**Set exercise**
Go through the entries below and retype them exactly, omitting each picture.

** START OF Materials provided **

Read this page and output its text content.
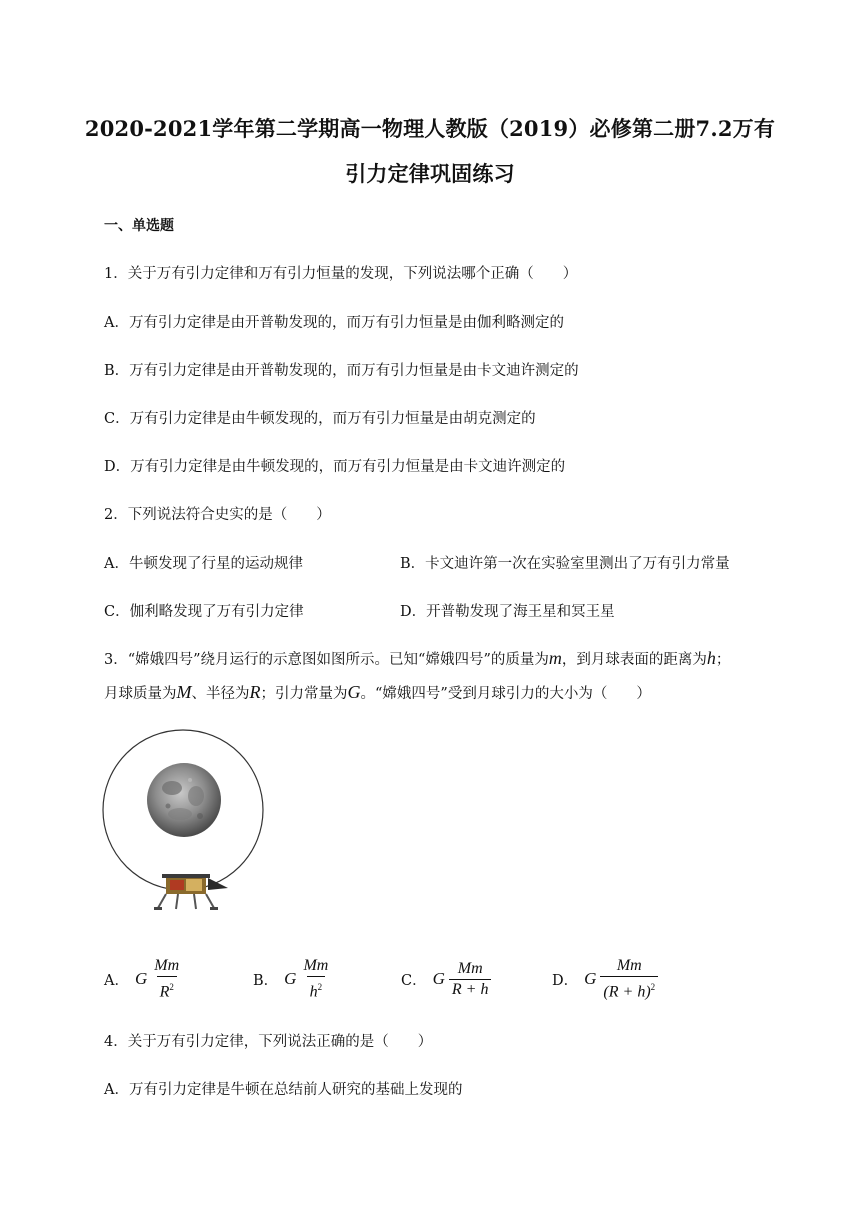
2020-2021学年第二学期高一物理人教版（2019）必修第二册7.2万有
引力定律巩固练习
一、单选题
1．关于万有引力定律和万有引力恒量的发现，下列说法哪个正确（　　）
A．万有引力定律是由开普勒发现的，而万有引力恒量是由伽利略测定的
B．万有引力定律是由开普勒发现的，而万有引力恒量是由卡文迪许测定的
C．万有引力定律是由牛顿发现的，而万有引力恒量是由胡克测定的
D．万有引力定律是由牛顿发现的，而万有引力恒量是由卡文迪许测定的
2．下列说法符合史实的是（　　）
A．牛顿发现了行星的运动规律	B．卡文迪许第一次在实验室里测出了万有引力常量
C．伽利略发现了万有引力定律	D．开普勒发现了海王星和冥王星
3．“嫦娥四号”绕月运行的示意图如图所示。已知“嫦娥四号”的质量为m，到月球表面的距离为h；
月球质量为M、半径为R；引力常量为G。“嫦娥四号”受到月球引力的大小为（　　）
A． G $\frac{Mm}{R^2}$	B． G $\frac{Mm}{h^2}$	C． G $\frac{Mm}{R + h}$	D． G $\frac{Mm}{(R + h)^2}$
4．关于万有引力定律，下列说法正确的是（　　）
A．万有引力定律是牛顿在总结前人研究的基础上发现的
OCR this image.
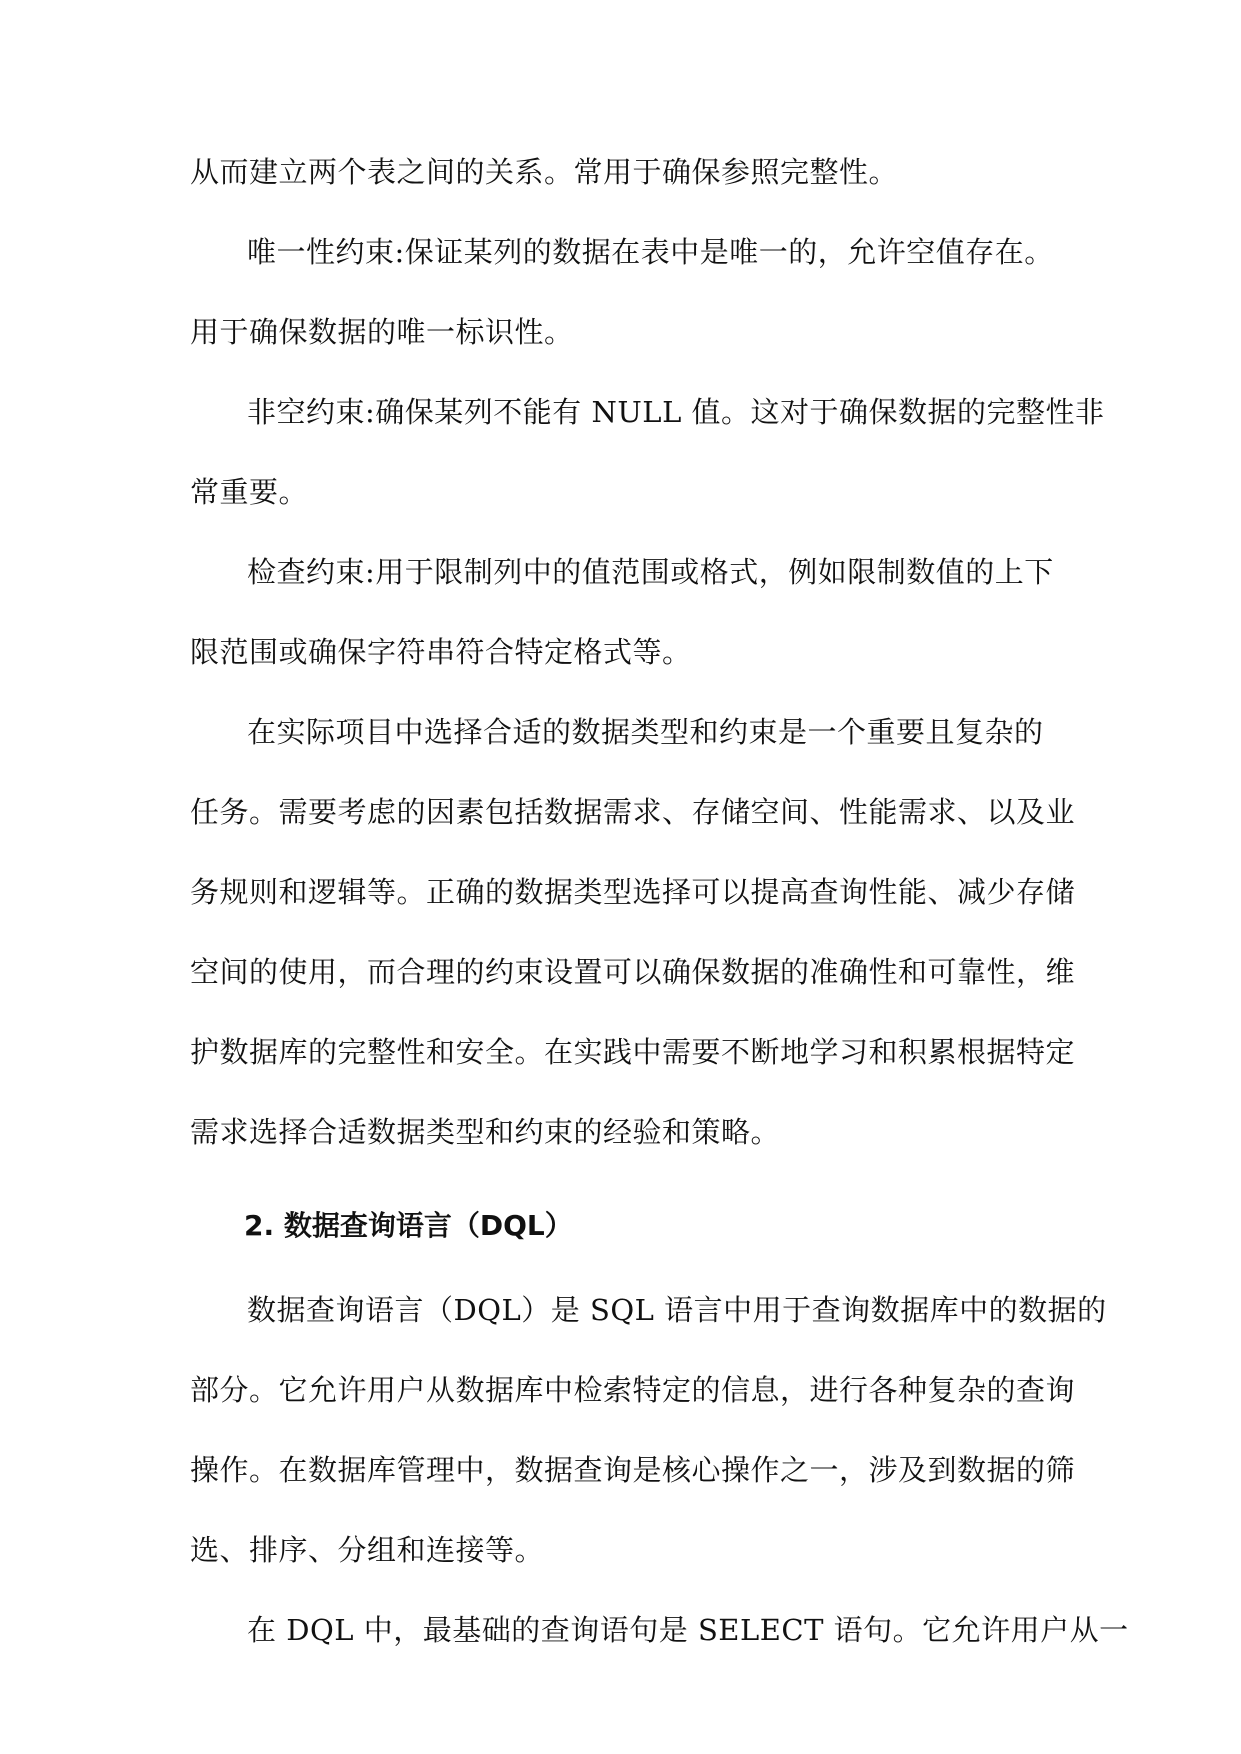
从而建立两个表之间的关系。常用于确保参照完整性。
唯一性约束:保证某列的数据在表中是唯一的，允许空值存在。
用于确保数据的唯一标识性。
非空约束:确保某列不能有 NULL 值。这对于确保数据的完整性非
常重要。
检查约束:用于限制列中的值范围或格式，例如限制数值的上下
限范围或确保字符串符合特定格式等。
在实际项目中选择合适的数据类型和约束是一个重要且复杂的
任务。需要考虑的因素包括数据需求、存储空间、性能需求、以及业
务规则和逻辑等。正确的数据类型选择可以提高查询性能、减少存储
空间的使用，而合理的约束设置可以确保数据的准确性和可靠性，维
护数据库的完整性和安全。在实践中需要不断地学习和积累根据特定
需求选择合适数据类型和约束的经验和策略。
2. 数据查询语言（DQL）
数据查询语言（DQL）是 SQL 语言中用于查询数据库中的数据的
部分。它允许用户从数据库中检索特定的信息，进行各种复杂的查询
操作。在数据库管理中，数据查询是核心操作之一，涉及到数据的筛
选、排序、分组和连接等。
在 DQL 中，最基础的查询语句是 SELECT 语句。它允许用户从一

** END OF Materials provided **

**The completed task**
Read this page and output its text content.
2020-2021学年第二学期高一物理人教版（2019）必修第二册7.2万有
引力定律巩固练习
一、单选题
1．关于万有引力定律和万有引力恒量的发现，下列说法哪个正确（　　）
A．万有引力定律是由开普勒发现的，而万有引力恒量是由伽利略测定的
B．万有引力定律是由开普勒发现的，而万有引力恒量是由卡文迪许测定的
C．万有引力定律是由牛顿发现的，而万有引力恒量是由胡克测定的
D．万有引力定律是由牛顿发现的，而万有引力恒量是由卡文迪许测定的
2．下列说法符合史实的是（　　）
A．牛顿发现了行星的运动规律	B．卡文迪许第一次在实验室里测出了万有引力常量
C．伽利略发现了万有引力定律	D．开普勒发现了海王星和冥王星
3．“嫦娥四号”绕月运行的示意图如图所示。已知“嫦娥四号”的质量为m，到月球表面的距离为h；
月球质量为M、半径为R；引力常量为G。“嫦娥四号”受到月球引力的大小为（　　）
A． G $\frac{Mm}{R^2}$	B． G $\frac{Mm}{h^2}$	C． G $\frac{Mm}{R + h}$	D． G $\frac{Mm}{(R + h)^2}$
4．关于万有引力定律，下列说法正确的是（　　）
A．万有引力定律是牛顿在总结前人研究的基础上发现的
OCR this image.
从而建立两个表之间的关系。常用于确保参照完整性。
唯一性约束:保证某列的数据在表中是唯一的，允许空值存在。
用于确保数据的唯一标识性。
非空约束:确保某列不能有 NULL 值。这对于确保数据的完整性非
常重要。
检查约束:用于限制列中的值范围或格式，例如限制数值的上下
限范围或确保字符串符合特定格式等。
在实际项目中选择合适的数据类型和约束是一个重要且复杂的
任务。需要考虑的因素包括数据需求、存储空间、性能需求、以及业
务规则和逻辑等。正确的数据类型选择可以提高查询性能、减少存储
空间的使用，而合理的约束设置可以确保数据的准确性和可靠性，维
护数据库的完整性和安全。在实践中需要不断地学习和积累根据特定
需求选择合适数据类型和约束的经验和策略。
2. 数据查询语言（DQL）
数据查询语言（DQL）是 SQL 语言中用于查询数据库中的数据的
部分。它允许用户从数据库中检索特定的信息，进行各种复杂的查询
操作。在数据库管理中，数据查询是核心操作之一，涉及到数据的筛
选、排序、分组和连接等。
在 DQL 中，最基础的查询语句是 SELECT 语句。它允许用户从一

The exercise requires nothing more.